To do: Check each line of the listing for the string "level", count the lines that have it, and answer with that number only.
[BEGIN]
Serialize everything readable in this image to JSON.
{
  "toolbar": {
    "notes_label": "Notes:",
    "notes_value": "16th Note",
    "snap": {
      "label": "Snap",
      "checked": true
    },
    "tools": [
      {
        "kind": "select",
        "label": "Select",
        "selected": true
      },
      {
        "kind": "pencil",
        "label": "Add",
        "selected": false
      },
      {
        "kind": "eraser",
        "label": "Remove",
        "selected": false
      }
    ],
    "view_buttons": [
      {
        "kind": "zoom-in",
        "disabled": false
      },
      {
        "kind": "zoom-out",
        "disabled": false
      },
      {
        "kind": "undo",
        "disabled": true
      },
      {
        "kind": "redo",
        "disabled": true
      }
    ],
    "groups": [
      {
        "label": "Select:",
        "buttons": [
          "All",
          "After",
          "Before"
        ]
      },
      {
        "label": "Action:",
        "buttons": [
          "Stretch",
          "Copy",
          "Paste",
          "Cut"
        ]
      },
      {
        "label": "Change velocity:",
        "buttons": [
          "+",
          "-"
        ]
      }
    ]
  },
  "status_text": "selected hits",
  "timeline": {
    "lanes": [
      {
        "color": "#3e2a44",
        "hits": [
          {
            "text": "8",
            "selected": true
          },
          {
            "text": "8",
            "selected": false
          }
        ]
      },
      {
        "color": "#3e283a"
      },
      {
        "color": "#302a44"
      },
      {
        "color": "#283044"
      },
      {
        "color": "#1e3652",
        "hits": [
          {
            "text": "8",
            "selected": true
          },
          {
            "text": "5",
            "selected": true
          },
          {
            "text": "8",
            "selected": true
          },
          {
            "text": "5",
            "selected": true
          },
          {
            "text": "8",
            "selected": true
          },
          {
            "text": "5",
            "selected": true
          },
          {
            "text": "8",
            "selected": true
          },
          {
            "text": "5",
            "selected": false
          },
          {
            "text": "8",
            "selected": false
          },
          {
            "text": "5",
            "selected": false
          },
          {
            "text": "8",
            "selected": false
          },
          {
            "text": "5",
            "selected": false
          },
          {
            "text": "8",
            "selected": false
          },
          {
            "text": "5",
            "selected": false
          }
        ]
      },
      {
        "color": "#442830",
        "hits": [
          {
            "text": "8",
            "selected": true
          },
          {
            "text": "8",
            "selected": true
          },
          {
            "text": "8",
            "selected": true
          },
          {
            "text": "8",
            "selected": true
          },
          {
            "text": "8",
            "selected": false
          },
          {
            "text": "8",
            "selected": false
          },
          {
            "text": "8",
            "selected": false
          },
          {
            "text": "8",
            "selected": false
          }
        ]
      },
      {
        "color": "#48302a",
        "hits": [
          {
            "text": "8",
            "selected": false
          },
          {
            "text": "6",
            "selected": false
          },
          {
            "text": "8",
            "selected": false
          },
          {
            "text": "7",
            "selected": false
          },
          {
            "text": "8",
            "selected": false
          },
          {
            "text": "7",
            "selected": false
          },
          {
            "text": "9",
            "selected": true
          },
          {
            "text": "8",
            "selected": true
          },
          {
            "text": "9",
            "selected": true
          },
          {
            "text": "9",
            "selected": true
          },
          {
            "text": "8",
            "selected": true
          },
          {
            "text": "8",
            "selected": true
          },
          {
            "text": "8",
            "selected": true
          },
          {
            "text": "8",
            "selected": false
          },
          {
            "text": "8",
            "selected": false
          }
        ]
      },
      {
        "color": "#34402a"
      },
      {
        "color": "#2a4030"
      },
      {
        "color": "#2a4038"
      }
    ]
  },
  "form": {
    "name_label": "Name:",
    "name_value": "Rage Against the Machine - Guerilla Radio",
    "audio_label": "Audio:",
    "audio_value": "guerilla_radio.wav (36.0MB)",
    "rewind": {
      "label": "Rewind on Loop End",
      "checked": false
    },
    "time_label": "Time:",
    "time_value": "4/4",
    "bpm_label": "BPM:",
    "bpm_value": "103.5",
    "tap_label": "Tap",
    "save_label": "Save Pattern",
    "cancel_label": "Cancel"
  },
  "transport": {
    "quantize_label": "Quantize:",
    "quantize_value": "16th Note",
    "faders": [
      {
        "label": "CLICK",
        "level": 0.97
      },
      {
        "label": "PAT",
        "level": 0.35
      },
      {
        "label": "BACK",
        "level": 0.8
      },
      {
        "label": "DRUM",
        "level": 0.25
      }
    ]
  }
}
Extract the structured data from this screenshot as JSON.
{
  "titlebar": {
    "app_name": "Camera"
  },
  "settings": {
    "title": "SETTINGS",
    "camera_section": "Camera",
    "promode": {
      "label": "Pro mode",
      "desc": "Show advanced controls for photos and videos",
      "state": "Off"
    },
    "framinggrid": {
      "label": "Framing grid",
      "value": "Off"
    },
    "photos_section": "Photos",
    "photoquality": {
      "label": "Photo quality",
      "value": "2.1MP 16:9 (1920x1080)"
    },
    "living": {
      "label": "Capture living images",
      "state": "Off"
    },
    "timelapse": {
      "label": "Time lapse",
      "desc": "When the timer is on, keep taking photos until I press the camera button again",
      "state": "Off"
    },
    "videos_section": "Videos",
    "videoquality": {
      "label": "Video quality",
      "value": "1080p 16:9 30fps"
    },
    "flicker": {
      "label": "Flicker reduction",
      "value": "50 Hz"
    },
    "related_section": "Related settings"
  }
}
[END]
Finished answer: 4